| Challenge |
Output every record below exactly as it appears.

-- START OF Data to process --

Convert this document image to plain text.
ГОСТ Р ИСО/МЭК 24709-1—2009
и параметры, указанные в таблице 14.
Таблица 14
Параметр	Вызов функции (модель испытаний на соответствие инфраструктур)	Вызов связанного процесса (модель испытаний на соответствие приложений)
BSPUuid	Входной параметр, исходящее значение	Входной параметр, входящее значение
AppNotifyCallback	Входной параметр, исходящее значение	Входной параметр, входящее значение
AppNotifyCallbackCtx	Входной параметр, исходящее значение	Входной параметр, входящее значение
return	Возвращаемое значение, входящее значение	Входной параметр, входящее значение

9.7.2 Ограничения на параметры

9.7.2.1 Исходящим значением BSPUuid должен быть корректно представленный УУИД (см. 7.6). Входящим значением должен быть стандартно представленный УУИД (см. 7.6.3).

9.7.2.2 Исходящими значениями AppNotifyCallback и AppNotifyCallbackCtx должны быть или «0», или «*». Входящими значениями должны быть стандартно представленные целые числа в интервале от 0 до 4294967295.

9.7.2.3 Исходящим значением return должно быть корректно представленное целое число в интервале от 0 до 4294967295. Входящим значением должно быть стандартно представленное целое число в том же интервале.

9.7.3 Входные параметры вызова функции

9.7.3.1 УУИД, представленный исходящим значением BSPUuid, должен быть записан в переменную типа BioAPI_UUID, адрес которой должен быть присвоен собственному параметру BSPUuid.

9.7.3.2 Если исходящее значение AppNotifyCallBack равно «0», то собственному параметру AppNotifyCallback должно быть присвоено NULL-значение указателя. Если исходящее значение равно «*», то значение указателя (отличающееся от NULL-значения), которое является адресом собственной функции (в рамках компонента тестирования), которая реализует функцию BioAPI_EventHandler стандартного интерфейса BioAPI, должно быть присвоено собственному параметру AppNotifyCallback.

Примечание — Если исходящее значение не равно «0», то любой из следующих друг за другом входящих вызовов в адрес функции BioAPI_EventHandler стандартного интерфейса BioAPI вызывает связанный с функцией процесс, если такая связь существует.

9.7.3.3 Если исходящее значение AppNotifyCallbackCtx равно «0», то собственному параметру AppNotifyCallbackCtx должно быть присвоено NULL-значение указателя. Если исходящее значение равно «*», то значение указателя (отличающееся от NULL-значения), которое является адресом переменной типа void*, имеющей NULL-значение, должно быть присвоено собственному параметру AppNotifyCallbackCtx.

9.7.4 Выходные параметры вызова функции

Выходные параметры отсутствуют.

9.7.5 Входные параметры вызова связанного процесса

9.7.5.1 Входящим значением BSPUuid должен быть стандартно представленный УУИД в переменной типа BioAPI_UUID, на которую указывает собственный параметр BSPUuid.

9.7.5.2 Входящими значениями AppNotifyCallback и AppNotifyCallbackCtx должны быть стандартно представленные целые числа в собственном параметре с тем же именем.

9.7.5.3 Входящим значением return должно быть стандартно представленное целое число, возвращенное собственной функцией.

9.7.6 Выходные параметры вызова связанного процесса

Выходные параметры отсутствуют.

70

-- END OF Data to process --

| Exercise result |
Convert this document image to plain text.
ГОСТ Р ИСО/МЭК 24709-1—2009
и параметры, указанные в таблице 14.
Таблица 14
Параметр	Вызов функции (модель испытаний на соответствие инфраструктур)	Вызов связанного процесса (модель испытаний на соответствие приложений)
BSPUuid	Входной параметр, исходящее значение	Входной параметр, входящее значение
AppNotifyCallback	Входной параметр, исходящее значение	Входной параметр, входящее значение
AppNotifyCallbackCtx	Входной параметр, исходящее значение	Входной параметр, входящее значение
return	Возвращаемое значение, входящее значение	Входной параметр, входящее значение

9.7.2 Ограничения на параметры

9.7.2.1 Исходящим значением BSPUuid должен быть корректно представленный УУИД (см. 7.6). Входящим значением должен быть стандартно представленный УУИД (см. 7.6.3).

9.7.2.2 Исходящими значениями AppNotifyCallback и AppNotifyCallbackCtx должны быть или «0», или «*». Входящими значениями должны быть стандартно представленные целые числа в интервале от 0 до 4294967295.

9.7.2.3 Исходящим значением return должно быть корректно представленное целое число в интервале от 0 до 4294967295. Входящим значением должно быть стандартно представленное целое число в том же интервале.

9.7.3 Входные параметры вызова функции

9.7.3.1 УУИД, представленный исходящим значением BSPUuid, должен быть записан в переменную типа BioAPI_UUID, адрес которой должен быть присвоен собственному параметру BSPUuid.

9.7.3.2 Если исходящее значение AppNotifyCallBack равно «0», то собственному параметру AppNotifyCallback должно быть присвоено NULL-значение указателя. Если исходящее значение равно «*», то значение указателя (отличающееся от NULL-значения), которое является адресом собственной функции (в рамках компонента тестирования), которая реализует функцию BioAPI_EventHandler стандартного интерфейса BioAPI, должно быть присвоено собственному параметру AppNotifyCallback.

Примечание — Если исходящее значение не равно «0», то любой из следующих друг за другом входящих вызовов в адрес функции BioAPI_EventHandler стандартного интерфейса BioAPI вызывает связанный с функцией процесс, если такая связь существует.

9.7.3.3 Если исходящее значение AppNotifyCallbackCtx равно «0», то собственному параметру AppNotifyCallbackCtx должно быть присвоено NULL-значение указателя. Если исходящее значение равно «*», то значение указателя (отличающееся от NULL-значения), которое является адресом переменной типа void*, имеющей NULL-значение, должно быть присвоено собственному параметру AppNotifyCallbackCtx.

9.7.4 Выходные параметры вызова функции

Выходные параметры отсутствуют.

9.7.5 Входные параметры вызова связанного процесса

9.7.5.1 Входящим значением BSPUuid должен быть стандартно представленный УУИД в переменной типа BioAPI_UUID, на которую указывает собственный параметр BSPUuid.

9.7.5.2 Входящими значениями AppNotifyCallback и AppNotifyCallbackCtx должны быть стандартно представленные целые числа в собственном параметре с тем же именем.

9.7.5.3 Входящим значением return должно быть стандартно представленное целое число, возвращенное собственной функцией.

9.7.6 Выходные параметры вызова связанного процесса

Выходные параметры отсутствуют.

70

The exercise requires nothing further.